══ Data provided ══

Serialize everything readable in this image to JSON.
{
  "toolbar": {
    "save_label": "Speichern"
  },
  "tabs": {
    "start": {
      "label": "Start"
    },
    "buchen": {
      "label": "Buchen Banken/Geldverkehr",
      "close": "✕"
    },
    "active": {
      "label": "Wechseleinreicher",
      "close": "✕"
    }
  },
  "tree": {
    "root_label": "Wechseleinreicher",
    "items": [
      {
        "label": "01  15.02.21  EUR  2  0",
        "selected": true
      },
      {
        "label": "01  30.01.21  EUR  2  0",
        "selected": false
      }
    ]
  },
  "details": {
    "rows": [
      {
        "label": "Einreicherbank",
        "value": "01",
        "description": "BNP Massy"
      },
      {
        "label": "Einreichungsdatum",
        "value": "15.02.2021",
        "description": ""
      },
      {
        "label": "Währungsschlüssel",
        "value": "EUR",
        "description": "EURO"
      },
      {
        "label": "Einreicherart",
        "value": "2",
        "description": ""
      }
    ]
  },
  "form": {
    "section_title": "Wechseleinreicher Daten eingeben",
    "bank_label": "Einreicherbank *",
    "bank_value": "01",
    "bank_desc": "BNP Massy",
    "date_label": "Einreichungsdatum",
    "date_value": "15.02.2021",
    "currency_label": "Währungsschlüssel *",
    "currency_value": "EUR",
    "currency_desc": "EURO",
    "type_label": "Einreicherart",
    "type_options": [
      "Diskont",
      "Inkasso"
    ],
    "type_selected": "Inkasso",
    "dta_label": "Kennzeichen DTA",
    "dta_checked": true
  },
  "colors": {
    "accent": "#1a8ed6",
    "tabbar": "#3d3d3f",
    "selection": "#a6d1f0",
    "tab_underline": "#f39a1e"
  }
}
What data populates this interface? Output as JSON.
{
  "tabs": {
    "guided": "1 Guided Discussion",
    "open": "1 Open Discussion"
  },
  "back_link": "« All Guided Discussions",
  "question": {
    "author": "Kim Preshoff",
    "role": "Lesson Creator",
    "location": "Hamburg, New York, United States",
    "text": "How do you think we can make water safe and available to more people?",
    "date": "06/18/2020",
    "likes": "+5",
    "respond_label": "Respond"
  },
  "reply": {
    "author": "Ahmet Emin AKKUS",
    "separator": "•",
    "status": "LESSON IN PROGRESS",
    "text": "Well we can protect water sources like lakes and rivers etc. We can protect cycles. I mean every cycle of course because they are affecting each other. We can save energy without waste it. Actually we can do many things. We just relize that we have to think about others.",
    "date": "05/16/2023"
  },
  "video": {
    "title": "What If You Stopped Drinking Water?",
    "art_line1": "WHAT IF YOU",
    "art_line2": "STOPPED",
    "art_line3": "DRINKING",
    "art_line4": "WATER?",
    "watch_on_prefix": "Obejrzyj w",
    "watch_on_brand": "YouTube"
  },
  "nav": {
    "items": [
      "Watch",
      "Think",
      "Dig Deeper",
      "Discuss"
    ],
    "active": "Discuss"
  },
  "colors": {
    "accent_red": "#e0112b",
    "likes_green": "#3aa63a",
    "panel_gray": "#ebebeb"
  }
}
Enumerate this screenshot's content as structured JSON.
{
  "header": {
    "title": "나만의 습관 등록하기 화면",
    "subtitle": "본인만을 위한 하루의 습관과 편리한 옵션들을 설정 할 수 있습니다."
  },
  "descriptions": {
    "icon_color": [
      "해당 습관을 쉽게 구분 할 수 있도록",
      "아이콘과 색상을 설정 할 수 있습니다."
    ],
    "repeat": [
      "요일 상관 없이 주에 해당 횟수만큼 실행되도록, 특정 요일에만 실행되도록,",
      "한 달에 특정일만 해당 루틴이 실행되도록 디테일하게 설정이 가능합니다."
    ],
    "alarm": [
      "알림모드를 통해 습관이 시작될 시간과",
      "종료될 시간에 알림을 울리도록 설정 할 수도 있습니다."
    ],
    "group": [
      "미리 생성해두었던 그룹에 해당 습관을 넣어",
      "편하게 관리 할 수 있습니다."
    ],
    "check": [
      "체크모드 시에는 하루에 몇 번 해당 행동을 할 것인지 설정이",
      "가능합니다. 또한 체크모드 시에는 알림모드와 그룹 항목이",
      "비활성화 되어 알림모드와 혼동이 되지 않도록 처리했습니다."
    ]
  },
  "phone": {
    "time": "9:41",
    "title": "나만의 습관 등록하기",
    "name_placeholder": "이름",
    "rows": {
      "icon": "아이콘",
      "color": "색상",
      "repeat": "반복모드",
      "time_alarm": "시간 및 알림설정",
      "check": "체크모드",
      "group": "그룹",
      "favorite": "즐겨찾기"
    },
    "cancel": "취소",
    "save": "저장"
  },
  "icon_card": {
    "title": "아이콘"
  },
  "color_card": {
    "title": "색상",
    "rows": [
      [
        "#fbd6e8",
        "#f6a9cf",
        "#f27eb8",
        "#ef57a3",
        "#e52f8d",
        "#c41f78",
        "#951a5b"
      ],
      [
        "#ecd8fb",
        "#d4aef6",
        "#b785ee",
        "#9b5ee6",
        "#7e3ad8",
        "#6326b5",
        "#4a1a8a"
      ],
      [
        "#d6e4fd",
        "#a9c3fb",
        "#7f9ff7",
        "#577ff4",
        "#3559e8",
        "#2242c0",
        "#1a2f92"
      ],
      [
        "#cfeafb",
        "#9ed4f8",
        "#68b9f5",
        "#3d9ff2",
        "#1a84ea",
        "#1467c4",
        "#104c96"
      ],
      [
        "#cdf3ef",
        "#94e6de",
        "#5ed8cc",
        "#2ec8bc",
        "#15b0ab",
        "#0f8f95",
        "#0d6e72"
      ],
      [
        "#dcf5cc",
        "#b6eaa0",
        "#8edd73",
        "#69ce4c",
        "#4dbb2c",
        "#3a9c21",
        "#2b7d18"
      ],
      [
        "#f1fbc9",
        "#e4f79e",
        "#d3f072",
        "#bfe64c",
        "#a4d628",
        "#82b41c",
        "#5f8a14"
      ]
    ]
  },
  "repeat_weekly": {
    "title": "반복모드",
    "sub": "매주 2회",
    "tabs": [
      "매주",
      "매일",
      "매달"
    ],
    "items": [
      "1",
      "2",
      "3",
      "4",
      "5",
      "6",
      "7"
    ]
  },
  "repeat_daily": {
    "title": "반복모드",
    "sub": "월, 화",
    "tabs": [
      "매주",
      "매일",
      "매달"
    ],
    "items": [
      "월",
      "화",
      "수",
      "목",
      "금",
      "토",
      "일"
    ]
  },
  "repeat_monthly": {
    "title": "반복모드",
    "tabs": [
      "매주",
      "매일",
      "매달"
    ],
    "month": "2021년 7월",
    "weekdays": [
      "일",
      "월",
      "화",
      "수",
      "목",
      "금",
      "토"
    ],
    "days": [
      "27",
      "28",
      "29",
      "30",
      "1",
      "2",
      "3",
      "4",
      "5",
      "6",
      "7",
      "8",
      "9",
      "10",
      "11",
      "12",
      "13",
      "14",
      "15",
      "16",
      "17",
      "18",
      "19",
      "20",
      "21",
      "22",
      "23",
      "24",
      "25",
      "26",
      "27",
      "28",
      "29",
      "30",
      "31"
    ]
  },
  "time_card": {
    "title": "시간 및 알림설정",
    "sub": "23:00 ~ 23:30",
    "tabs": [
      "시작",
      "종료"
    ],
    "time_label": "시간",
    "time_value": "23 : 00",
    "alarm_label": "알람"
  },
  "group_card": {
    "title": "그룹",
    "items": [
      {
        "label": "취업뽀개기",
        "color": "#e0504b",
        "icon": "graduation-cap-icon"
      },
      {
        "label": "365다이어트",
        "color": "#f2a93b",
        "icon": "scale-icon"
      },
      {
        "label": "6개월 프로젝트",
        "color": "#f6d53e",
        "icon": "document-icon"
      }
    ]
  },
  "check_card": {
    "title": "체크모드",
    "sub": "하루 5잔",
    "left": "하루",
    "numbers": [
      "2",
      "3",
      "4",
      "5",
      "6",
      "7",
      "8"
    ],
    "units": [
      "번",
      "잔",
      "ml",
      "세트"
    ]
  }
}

═══

Scan the material above. Copy each line that holds the word "Einreichungsdatum".

Result below:
        "label": "Einreichungsdatum",
    "date_label": "Einreichungsdatum",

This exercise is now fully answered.